■ Task item A: In the text on drill-hole predation, where does the Recent muricid species Nucella lapillus drill?
■ Task item B:
Decide whether each statement agrees with the text on drill-hole predation. Answer yes or no and quote the deciding words of the text.
(i) The drill-hole sites in the epifaunal and semi-infaunal species of the Tragophylloceras ibex Zone were quantitatively analyzed.
(ii) In Gresslya, the posterior region was mostly filled with the siphon.
(iii) Distance-based statistics support segregated patterns of drill holes in Gresslya intermedia.
■ Task item C: Please continue the text on drill-hole predation from where it stops.

■ Provided text:
_ _ _

Because of the low number of specimens, the drill-hole sites in the epifaunal and semi-infaunal species of the Tragophylloceras ibex Zone cannot be quantitatively analyzed. The drill holes in Modiolus are located in the mid-part of the shell, either near the anteroposterior ridge (Fig. 1B,D,E) or slightly above that ridge (Fig. 1E). In Gervillia?, they are positioned near the anteroventral ridge in the region of the umbo. With respect to the semi-infaunal life habit of Modiolus (Stanley 1970) and the epifaunal to semi-infaunal life habit of Gervillia? (Muster 1995; Ros Franch et al. 2014), the drill-hole sites are close to the substrate, suggesting that the predator might have attacked the prey from within the sediment. The drill holes in the Modiolus specimens are located in the central part of the shells. This region might be preferred because the most nutritious organs are located in that region (e.g., Hughes and Dunkin 1984). The drilled site in Gervillia? is near the umbo, which represents the most inflated part of the shell and might yield a large portion of the soft tissue, but it is also a relatively thick shell region, which would increase the drilling time and the energy spent for drilling. Unlike the targeted infaunal taxa with slow motility (Gresslya, Pleuromya, Pholadomya; Ros Franch et al. 2014), these byssate taxa (Modiolus, Gervillia?) might have been easier to prey on because they were not motile. However, longer drilling time (due to drilling a thicker shell) and being partially exposed in the substrate (when preying on semi-infaunal taxa) might expose the epifaunal driller to danger from epifaunal predators or impose a greater energy cost if disturbed during drilling (see further discussion below).

Concerning the infaunal species Gresslya intermedia from the upper Pliensbachian (Amaltheus margaritatus Zone and Pleuroceras spinatum Zone), SPPAT shows a concentration of drill holes on the central shell region. In contrast with a previous study of predation by naticid gastropods on bivalve prey (Rojas et al. 2015, 2020), distance-based statistics do not support segregated patterns. The central shell region in Gresslya represents the region with more inflation and also the region where most soft tissues (gonads, stomach) were probably located, while the posterior region was mostly filled with the siphon. The Recent muricid species Nucella lapillus drills on sites where more nutritious and more easily digestible parts are located, instead of a site where it can drill faster (Hughes and Dunkin 1984). The energy gain per unit time is also important for prey selection in muricids (Averbuj et al. 2021). The muricid N. lapillus can reach all soft tissues with its proboscis irrespective of where it drills (Hughes and Dunkin 1984), but it is not clear if the Amaltheenton predator had such a long proboscis and could reach all soft body parts (see also discussion below). Naticids also show site selection and drill in the umbonal or central shell regions of the bivalve prey (Harper and Kelley 2012). However, the location of drill holes might also be related to the anatomy of naticids (Calvet 1992). Taking these examples from the Recent into account, the site selectivity of the Amaltheenton predator on infaunal bivalves was likely related to energy gain per unit time. The degree to which the soft anatomy of the predator played a role in site selectivity is not known.

_ _ _

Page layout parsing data
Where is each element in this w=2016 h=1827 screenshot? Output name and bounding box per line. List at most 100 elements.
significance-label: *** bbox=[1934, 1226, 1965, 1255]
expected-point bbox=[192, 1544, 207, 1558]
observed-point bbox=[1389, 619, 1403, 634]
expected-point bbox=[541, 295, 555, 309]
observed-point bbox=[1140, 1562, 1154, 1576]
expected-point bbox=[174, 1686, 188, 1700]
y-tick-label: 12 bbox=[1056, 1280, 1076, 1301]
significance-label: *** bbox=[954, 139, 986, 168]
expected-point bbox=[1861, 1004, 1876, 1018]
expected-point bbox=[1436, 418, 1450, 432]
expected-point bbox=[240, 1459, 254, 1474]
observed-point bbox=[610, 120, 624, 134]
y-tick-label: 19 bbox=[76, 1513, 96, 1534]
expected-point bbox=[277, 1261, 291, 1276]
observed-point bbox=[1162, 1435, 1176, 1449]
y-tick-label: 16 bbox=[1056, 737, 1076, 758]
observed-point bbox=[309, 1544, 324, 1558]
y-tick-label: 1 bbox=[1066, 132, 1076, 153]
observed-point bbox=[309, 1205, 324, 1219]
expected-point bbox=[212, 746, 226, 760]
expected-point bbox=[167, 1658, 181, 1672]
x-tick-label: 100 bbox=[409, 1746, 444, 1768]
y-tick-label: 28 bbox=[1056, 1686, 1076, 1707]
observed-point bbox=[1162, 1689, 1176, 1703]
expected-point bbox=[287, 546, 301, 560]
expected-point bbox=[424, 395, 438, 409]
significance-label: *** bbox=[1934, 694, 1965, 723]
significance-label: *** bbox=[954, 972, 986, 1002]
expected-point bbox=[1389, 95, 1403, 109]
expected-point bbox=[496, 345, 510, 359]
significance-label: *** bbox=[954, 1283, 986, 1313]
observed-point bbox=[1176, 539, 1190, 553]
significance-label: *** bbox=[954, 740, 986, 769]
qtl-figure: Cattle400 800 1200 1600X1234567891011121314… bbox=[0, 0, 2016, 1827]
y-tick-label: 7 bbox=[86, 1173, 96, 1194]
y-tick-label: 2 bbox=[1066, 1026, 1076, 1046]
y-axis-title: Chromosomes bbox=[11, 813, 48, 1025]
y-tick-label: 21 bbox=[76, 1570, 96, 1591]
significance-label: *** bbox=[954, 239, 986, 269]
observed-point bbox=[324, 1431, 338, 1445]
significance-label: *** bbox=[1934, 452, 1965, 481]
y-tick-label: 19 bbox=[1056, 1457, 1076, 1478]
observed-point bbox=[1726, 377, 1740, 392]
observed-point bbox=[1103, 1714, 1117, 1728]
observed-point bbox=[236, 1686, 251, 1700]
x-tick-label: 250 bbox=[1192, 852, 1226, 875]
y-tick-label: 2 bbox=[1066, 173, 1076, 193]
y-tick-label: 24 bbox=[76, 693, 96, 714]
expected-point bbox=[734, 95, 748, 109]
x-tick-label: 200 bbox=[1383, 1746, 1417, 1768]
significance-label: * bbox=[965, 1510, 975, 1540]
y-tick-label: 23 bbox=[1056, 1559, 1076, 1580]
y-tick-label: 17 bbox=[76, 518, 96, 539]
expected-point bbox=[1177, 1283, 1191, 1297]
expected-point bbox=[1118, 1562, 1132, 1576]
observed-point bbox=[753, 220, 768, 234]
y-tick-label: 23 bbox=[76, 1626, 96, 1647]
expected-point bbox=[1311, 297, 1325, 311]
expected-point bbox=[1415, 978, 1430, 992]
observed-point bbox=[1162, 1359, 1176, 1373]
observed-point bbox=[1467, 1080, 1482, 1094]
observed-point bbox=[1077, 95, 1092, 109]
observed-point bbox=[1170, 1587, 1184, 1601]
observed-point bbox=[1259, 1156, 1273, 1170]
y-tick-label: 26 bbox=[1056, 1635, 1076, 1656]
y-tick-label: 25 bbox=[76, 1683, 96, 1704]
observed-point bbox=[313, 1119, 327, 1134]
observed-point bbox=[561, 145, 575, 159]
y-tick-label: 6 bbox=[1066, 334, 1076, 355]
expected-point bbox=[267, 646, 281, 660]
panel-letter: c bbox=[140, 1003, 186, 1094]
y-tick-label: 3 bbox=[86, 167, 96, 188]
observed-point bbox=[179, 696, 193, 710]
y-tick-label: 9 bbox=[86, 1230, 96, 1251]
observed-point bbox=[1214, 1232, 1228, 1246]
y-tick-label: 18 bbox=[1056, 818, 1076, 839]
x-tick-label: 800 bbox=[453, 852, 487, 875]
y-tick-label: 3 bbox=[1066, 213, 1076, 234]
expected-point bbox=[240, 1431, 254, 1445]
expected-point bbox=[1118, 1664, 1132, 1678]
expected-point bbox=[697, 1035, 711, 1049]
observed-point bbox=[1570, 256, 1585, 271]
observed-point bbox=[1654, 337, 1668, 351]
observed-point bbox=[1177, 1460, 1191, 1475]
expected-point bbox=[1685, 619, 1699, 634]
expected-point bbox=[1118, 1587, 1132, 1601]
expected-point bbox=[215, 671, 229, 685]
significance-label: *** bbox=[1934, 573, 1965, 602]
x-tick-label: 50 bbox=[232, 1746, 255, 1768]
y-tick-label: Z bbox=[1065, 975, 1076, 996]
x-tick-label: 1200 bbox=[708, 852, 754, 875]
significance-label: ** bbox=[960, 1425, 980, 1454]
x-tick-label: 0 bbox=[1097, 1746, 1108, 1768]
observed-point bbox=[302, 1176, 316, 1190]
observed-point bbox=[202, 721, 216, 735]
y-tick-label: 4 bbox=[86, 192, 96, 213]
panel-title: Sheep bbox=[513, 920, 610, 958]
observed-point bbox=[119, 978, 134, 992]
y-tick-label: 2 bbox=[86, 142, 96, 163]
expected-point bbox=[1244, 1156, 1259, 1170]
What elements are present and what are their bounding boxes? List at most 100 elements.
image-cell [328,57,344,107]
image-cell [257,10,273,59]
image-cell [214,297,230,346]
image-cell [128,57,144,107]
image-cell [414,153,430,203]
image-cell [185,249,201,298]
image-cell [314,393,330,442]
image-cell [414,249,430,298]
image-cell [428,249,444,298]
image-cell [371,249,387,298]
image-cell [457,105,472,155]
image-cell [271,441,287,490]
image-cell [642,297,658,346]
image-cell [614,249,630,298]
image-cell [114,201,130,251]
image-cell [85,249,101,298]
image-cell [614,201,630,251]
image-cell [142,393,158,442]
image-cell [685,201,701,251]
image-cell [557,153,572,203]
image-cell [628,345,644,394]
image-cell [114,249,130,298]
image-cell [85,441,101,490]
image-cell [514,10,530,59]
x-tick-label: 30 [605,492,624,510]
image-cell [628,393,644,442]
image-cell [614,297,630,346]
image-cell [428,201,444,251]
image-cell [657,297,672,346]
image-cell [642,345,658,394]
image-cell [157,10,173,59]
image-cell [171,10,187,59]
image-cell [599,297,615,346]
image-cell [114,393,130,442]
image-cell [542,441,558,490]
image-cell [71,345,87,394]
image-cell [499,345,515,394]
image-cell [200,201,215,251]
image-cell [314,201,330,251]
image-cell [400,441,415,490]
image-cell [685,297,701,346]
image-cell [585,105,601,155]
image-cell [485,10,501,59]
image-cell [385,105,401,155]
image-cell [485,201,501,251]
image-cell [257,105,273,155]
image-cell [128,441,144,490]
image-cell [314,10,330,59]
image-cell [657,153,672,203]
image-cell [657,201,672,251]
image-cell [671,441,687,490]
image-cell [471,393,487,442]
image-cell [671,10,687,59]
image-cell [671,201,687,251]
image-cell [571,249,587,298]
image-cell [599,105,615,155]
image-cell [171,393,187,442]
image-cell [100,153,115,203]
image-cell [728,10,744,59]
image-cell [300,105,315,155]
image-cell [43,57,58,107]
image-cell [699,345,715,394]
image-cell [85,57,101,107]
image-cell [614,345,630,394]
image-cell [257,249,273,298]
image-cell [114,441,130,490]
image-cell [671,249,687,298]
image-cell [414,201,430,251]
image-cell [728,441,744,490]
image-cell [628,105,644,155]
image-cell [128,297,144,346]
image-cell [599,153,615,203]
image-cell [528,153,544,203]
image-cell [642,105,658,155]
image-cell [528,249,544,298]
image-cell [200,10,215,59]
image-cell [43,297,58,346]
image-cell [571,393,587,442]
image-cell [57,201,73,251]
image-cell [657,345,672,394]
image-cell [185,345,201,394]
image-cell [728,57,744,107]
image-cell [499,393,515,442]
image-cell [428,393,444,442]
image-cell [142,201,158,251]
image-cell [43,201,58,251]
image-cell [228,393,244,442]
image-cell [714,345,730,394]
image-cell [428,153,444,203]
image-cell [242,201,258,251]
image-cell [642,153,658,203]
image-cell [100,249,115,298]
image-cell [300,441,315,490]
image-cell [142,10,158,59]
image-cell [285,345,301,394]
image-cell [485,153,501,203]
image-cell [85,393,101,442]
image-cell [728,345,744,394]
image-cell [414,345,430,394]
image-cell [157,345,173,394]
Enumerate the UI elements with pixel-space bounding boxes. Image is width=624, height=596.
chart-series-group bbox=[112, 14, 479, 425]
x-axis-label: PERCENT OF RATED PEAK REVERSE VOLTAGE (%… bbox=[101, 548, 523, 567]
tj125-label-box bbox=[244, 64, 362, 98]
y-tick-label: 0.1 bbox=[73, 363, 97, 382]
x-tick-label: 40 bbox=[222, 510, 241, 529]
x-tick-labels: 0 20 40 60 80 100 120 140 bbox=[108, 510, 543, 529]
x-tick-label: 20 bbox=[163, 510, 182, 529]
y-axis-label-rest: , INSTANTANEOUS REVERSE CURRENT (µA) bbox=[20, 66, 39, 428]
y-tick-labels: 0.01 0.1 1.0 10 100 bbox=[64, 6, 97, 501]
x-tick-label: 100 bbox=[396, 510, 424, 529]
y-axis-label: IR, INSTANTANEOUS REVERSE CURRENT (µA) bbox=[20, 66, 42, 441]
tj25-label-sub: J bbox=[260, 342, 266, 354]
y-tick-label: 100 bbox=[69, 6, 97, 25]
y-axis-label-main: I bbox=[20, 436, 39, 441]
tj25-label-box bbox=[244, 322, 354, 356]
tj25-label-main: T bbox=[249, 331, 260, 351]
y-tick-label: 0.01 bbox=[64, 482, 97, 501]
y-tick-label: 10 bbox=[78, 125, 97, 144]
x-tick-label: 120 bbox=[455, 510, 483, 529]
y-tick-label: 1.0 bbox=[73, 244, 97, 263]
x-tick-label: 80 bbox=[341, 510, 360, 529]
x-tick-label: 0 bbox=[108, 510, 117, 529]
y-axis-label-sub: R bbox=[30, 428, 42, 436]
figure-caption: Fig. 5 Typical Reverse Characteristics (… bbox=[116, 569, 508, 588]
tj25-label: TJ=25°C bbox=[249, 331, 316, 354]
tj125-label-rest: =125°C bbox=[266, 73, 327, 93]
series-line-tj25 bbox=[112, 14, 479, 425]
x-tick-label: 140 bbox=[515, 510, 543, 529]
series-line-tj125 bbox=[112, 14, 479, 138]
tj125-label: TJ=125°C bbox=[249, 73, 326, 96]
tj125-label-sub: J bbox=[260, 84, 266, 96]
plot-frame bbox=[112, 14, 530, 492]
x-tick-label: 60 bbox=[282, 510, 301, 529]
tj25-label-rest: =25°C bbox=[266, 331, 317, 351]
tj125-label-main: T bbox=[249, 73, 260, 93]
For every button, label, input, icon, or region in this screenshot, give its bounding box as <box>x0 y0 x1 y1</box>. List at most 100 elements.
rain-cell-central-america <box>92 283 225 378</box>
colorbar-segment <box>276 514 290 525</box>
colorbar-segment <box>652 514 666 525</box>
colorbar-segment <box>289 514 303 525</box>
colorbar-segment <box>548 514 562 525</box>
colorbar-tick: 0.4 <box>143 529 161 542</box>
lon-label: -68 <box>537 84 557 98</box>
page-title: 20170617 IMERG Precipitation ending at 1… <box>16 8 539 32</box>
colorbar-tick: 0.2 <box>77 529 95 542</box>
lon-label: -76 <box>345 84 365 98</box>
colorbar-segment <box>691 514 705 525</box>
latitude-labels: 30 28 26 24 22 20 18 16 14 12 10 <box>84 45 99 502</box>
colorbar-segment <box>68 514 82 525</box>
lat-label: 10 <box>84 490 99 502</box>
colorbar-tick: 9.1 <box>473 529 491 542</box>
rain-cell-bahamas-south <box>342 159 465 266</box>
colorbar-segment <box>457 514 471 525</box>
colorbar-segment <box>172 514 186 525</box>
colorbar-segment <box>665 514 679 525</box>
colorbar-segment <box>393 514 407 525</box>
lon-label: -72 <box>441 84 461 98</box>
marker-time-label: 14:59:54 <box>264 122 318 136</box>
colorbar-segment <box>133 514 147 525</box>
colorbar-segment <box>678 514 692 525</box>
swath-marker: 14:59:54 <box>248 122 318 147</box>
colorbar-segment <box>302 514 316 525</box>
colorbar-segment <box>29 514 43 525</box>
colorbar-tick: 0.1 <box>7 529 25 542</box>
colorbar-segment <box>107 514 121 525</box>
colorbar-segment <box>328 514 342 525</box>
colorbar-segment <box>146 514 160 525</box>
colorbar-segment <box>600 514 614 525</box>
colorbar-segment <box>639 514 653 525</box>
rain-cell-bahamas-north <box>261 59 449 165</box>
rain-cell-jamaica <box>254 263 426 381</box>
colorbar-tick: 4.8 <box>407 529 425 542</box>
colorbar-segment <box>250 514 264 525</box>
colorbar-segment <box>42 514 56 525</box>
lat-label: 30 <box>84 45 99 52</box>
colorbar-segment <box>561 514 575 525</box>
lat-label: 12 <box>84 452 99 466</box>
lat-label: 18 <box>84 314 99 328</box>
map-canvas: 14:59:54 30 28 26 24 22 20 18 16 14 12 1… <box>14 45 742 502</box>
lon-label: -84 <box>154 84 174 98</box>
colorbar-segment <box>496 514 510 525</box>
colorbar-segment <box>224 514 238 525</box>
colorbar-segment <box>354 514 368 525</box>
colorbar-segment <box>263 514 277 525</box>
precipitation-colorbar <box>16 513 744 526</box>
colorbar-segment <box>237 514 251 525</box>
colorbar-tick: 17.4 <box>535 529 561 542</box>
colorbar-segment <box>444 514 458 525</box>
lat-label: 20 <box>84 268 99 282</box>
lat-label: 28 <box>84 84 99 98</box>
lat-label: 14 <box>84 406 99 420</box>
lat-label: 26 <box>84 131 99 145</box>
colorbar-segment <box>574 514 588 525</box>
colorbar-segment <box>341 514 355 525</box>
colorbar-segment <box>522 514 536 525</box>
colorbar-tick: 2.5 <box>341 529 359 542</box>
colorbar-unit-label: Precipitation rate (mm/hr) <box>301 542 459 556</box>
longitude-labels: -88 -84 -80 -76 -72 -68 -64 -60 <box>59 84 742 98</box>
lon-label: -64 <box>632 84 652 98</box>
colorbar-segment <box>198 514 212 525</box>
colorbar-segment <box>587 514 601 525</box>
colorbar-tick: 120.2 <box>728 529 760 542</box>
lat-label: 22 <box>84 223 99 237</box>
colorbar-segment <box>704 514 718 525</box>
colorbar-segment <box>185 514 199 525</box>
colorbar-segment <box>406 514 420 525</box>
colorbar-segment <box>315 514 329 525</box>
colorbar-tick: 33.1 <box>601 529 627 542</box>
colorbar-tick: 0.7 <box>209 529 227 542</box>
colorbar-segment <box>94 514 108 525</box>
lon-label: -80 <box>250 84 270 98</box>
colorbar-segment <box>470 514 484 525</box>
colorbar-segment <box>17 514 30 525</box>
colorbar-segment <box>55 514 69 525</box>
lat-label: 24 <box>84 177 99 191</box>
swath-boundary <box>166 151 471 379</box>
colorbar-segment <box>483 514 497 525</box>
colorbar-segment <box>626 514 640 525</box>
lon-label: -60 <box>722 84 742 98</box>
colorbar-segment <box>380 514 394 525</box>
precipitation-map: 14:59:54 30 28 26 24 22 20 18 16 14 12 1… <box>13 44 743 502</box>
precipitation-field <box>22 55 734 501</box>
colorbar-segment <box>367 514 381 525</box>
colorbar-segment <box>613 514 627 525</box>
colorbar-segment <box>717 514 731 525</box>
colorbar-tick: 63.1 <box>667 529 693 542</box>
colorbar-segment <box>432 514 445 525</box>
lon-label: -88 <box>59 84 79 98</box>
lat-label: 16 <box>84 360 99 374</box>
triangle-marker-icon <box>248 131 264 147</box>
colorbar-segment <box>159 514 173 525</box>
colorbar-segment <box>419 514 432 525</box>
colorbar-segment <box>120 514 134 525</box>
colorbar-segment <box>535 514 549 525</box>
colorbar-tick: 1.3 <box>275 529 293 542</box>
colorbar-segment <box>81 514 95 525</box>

_ _ _

■ Written answer A: On sites where more nutritious and more easily digestible parts are located, instead of a site where it can drill faster.

■ Written answer B:
(i) No: "the drill-hole sites in the epifaunal and semi-infaunal species of the Tragophylloceras ibex Zone cannot be quantitatively analyzed"
(ii) Yes: "while the posterior region was mostly filled with the siphon"
(iii) No: "distance-based statistics do not support segregated patterns"

■ Written answer C:
If there is an improvement in site selectivity through the life span of individuals of the predator species, drill holes produced by older (larger) predators might show a more distinct site selectivity compared with the drill holes made by younger predators (e.g., Hughes and Dunkin 1984: table 2), or younger and older individuals of a predator species might select different sites on shells for drilling (e.g., Rojas et al. 2015: fig. 3B,C). Similar aggregated patterns in the distribution of drill holes on G. intermedia are observed when the underlying drilling data are divided into small and large size classes according to the drill-hole diameter (Figs. 8, 9). SPPAT suggests that there was no significant difference in site-selective behavior between the younger and older predators (inferred by drill-hole size).

The deep infaunal bivalves such as G. intermedia, Pleuromya costata, and Pholadomya ambigua have slightly gaping posterior ends (cf. Karapunar et al. 2020b). Some Recent predatory gastropods are able to use this posterior gape to reach the soft tissue of their prey (e.g., muricids on gaping bivalves [Kent 1981]; naticids on Ensis and Solen [Frey et al. 1986]) instead of spending energy for drilling. However, this procedure requires a long proboscis in the case of muricids. The high incidence of drill holes on G. intermedia might indicate that the Lower Jurassic predator did not have such long proboscis or the ability to reach the soft body through the gape and needed to drill the central part of the shell to reach the nutritious soft parts of its prey.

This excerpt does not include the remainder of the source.